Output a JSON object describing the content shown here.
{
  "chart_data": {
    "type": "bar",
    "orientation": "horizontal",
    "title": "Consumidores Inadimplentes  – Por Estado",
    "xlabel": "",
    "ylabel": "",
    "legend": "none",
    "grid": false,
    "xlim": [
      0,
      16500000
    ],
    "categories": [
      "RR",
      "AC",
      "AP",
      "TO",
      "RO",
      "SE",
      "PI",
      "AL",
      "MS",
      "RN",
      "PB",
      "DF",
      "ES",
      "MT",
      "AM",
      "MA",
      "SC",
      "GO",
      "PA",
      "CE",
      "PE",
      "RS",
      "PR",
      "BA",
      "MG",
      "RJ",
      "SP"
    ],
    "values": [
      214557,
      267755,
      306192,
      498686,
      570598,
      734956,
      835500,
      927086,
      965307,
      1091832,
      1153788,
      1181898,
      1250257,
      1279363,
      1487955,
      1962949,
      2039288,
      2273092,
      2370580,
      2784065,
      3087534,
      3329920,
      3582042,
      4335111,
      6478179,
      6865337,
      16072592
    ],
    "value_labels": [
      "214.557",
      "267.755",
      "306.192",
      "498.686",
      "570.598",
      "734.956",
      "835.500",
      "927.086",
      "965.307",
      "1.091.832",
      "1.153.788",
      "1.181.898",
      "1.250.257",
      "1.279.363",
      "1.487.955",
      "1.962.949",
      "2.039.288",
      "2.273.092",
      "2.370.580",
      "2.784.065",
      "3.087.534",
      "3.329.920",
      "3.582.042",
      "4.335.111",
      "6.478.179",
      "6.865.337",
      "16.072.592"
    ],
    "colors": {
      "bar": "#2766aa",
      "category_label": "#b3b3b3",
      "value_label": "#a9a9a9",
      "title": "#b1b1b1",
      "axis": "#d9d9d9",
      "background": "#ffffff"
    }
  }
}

--

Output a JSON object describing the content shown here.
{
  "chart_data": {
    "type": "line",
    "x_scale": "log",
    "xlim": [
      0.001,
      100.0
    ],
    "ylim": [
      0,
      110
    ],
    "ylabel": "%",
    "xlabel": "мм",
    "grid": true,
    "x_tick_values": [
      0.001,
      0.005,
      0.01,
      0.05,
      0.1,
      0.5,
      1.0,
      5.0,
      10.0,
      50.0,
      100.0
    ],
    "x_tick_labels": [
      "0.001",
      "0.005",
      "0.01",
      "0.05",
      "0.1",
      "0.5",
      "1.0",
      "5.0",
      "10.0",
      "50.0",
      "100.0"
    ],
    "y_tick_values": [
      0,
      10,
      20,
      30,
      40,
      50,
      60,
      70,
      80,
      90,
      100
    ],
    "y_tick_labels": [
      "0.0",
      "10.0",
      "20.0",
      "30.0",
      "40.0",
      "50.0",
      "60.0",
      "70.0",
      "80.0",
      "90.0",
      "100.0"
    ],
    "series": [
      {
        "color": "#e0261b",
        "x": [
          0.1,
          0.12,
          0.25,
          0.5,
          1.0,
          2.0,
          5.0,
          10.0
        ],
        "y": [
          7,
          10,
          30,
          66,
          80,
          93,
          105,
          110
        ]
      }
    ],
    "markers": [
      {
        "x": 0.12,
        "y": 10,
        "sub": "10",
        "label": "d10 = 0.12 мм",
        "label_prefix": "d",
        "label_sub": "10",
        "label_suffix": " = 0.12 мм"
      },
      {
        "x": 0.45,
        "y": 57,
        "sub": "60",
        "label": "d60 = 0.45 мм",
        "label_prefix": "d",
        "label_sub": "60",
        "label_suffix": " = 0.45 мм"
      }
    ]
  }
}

Exercise goal - Go over the records above line by line and count those holding the word "title". Reply only with the number.

Full solution - 2